Set exercise >>
Repeat what the lines below say, word for word, and skip every image.

Records supplied >>
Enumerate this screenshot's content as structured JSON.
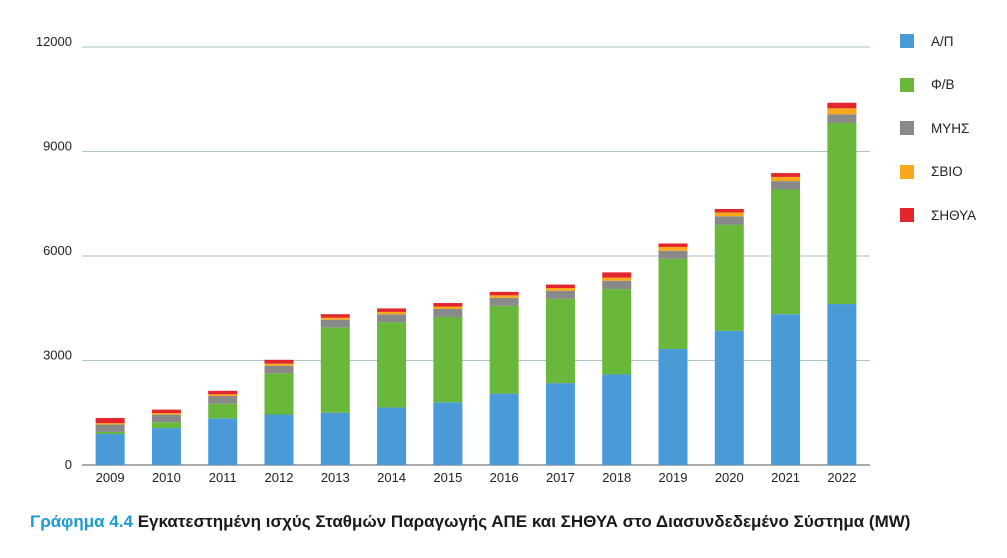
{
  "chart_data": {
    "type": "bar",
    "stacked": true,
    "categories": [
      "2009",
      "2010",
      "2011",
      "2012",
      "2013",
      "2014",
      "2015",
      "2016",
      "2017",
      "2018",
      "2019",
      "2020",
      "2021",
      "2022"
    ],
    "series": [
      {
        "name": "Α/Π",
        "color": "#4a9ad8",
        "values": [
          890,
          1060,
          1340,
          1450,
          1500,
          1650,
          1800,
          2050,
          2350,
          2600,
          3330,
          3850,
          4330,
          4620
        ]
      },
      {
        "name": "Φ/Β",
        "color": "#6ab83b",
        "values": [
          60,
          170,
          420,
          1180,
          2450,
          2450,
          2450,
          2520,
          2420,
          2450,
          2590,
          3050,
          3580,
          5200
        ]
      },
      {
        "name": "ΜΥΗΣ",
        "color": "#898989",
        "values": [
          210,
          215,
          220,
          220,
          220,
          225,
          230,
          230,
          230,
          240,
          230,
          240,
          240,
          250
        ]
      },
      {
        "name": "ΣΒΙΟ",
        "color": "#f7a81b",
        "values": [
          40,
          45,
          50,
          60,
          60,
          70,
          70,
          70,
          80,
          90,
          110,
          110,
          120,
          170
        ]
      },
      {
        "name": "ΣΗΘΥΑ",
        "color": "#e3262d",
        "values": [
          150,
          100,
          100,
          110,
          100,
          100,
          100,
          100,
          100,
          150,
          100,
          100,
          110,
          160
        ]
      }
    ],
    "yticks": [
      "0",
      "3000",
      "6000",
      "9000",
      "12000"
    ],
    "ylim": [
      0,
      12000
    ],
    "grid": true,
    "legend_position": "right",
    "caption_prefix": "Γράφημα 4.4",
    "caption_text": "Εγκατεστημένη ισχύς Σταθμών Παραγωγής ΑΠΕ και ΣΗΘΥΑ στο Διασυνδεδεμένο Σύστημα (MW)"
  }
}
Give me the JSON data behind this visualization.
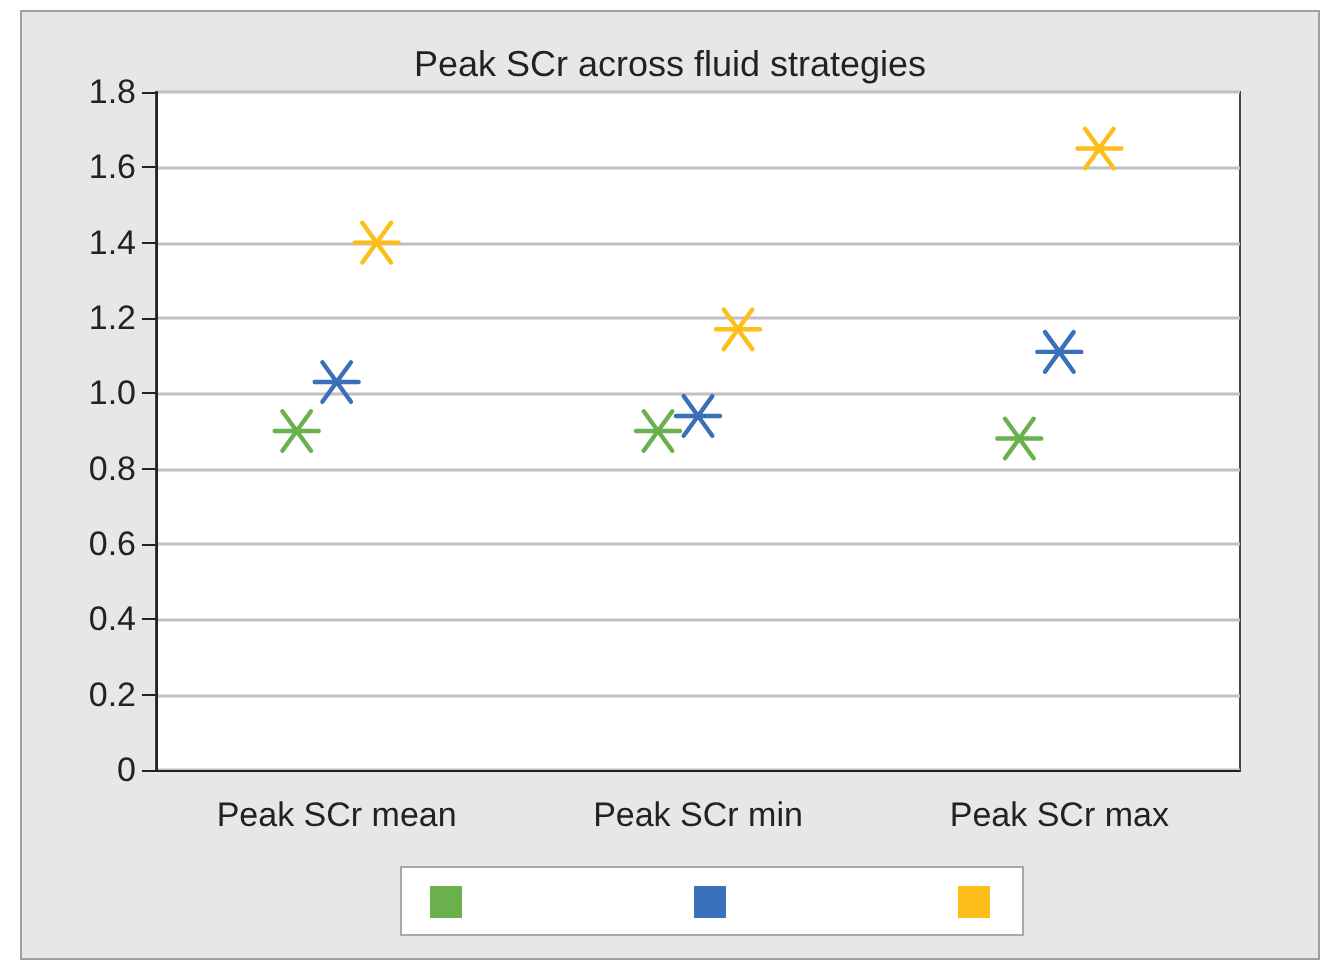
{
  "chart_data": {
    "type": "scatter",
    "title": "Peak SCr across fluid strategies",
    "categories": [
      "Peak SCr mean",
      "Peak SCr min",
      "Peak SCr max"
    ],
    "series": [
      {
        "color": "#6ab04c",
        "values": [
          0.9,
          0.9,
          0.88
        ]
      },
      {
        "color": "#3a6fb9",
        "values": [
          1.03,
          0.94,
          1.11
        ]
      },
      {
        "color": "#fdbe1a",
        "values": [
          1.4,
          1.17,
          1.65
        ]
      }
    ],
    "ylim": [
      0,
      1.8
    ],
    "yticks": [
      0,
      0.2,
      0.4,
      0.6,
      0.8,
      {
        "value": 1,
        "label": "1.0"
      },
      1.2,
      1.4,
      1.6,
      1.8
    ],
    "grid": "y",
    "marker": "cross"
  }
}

Complete answer >>
Enumerate this screenshot's content as structured JSON.
{
  "chart_data": {
    "type": "bar",
    "stacked": true,
    "categories": [
      "2009",
      "2010",
      "2011",
      "2012",
      "2013",
      "2014",
      "2015",
      "2016",
      "2017",
      "2018",
      "2019",
      "2020",
      "2021",
      "2022"
    ],
    "series": [
      {
        "name": "Α/Π",
        "color": "#4a9ad8",
        "values": [
          890,
          1060,
          1340,
          1450,
          1500,
          1650,
          1800,
          2050,
          2350,
          2600,
          3330,
          3850,
          4330,
          4620
        ]
      },
      {
        "name": "Φ/Β",
        "color": "#6ab83b",
        "values": [
          60,
          170,
          420,
          1180,
          2450,
          2450,
          2450,
          2520,
          2420,
          2450,
          2590,
          3050,
          3580,
          5200
        ]
      },
      {
        "name": "ΜΥΗΣ",
        "color": "#898989",
        "values": [
          210,
          215,
          220,
          220,
          220,
          225,
          230,
          230,
          230,
          240,
          230,
          240,
          240,
          250
        ]
      },
      {
        "name": "ΣΒΙΟ",
        "color": "#f7a81b",
        "values": [
          40,
          45,
          50,
          60,
          60,
          70,
          70,
          70,
          80,
          90,
          110,
          110,
          120,
          170
        ]
      },
      {
        "name": "ΣΗΘΥΑ",
        "color": "#e3262d",
        "values": [
          150,
          100,
          100,
          110,
          100,
          100,
          100,
          100,
          100,
          150,
          100,
          100,
          110,
          160
        ]
      }
    ],
    "yticks": [
      "0",
      "3000",
      "6000",
      "9000",
      "12000"
    ],
    "ylim": [
      0,
      12000
    ],
    "grid": true,
    "legend_position": "right",
    "caption_prefix": "Γράφημα 4.4",
    "caption_text": "Εγκατεστημένη ισχύς Σταθμών Παραγωγής ΑΠΕ και ΣΗΘΥΑ στο Διασυνδεδεμένο Σύστημα (MW)"
  }
}
Give me the JSON data behind this visualization.
{
  "chart_data": {
    "type": "scatter",
    "title": "Peak SCr across fluid strategies",
    "categories": [
      "Peak SCr mean",
      "Peak SCr min",
      "Peak SCr max"
    ],
    "series": [
      {
        "color": "#6ab04c",
        "values": [
          0.9,
          0.9,
          0.88
        ]
      },
      {
        "color": "#3a6fb9",
        "values": [
          1.03,
          0.94,
          1.11
        ]
      },
      {
        "color": "#fdbe1a",
        "values": [
          1.4,
          1.17,
          1.65
        ]
      }
    ],
    "ylim": [
      0,
      1.8
    ],
    "yticks": [
      0,
      0.2,
      0.4,
      0.6,
      0.8,
      {
        "value": 1,
        "label": "1.0"
      },
      1.2,
      1.4,
      1.6,
      1.8
    ],
    "grid": "y",
    "marker": "cross"
  }
}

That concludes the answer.